- [DIRECTIONS]: Search the listing for "title" and copy every line where it appears.

- [RECORDS SHOWN]:
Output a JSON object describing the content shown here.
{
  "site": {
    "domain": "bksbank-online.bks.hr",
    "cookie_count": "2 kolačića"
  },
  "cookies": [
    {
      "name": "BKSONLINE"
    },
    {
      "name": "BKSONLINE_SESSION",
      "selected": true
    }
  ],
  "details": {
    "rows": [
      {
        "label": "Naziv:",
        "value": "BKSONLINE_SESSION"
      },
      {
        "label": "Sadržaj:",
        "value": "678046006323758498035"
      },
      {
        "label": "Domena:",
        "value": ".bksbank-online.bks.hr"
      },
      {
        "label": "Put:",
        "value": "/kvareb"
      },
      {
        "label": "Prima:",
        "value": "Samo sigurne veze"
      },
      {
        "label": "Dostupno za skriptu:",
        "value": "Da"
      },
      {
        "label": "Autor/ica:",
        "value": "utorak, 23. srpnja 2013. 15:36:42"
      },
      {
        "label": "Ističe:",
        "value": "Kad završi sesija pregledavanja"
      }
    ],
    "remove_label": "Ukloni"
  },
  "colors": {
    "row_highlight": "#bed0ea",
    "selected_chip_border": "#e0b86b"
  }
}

==

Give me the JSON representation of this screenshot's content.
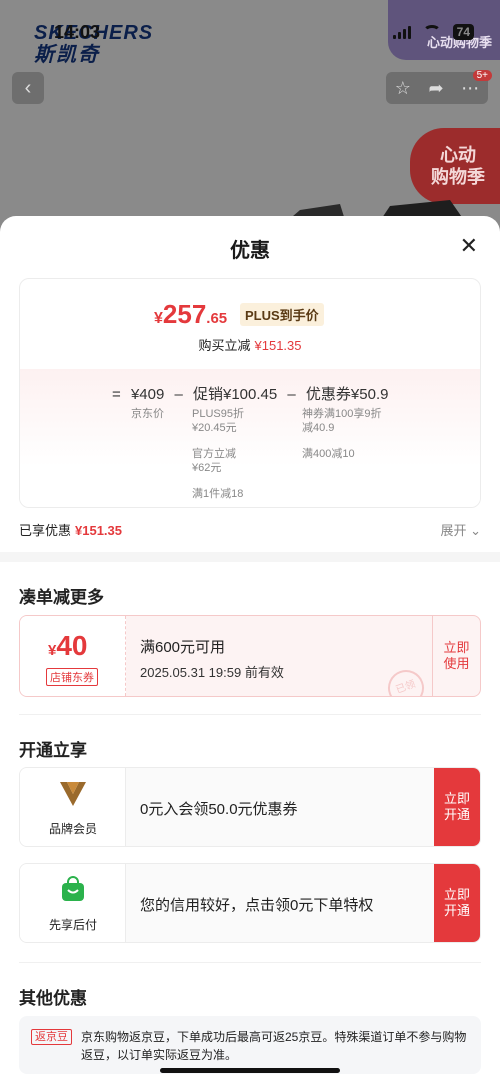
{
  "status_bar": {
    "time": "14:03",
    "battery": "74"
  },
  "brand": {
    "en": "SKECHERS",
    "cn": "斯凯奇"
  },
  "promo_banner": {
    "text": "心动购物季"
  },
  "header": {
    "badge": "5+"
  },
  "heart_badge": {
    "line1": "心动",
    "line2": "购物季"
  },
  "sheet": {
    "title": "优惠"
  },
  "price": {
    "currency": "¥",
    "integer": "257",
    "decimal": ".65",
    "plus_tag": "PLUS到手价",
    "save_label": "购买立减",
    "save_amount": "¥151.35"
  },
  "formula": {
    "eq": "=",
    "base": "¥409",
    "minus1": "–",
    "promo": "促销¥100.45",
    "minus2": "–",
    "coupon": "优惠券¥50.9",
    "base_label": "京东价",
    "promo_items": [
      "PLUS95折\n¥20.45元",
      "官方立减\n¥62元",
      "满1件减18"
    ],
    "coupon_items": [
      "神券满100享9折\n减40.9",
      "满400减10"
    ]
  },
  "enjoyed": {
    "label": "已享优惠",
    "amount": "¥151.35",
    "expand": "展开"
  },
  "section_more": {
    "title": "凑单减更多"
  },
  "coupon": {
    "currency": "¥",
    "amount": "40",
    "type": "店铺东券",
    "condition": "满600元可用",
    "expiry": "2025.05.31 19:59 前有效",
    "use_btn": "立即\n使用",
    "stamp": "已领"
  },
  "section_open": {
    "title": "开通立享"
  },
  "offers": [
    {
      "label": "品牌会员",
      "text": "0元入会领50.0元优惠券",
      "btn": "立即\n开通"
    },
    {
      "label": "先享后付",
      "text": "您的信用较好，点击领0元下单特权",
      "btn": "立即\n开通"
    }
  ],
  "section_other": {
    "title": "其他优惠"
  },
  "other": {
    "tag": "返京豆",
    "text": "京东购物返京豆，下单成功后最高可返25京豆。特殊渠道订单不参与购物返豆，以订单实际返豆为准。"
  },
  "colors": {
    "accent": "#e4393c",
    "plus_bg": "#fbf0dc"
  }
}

- [TASK SOLUTION]:
    "title": "优惠"
    "title": "凑单减更多"
    "title": "开通立享"
    "title": "其他优惠"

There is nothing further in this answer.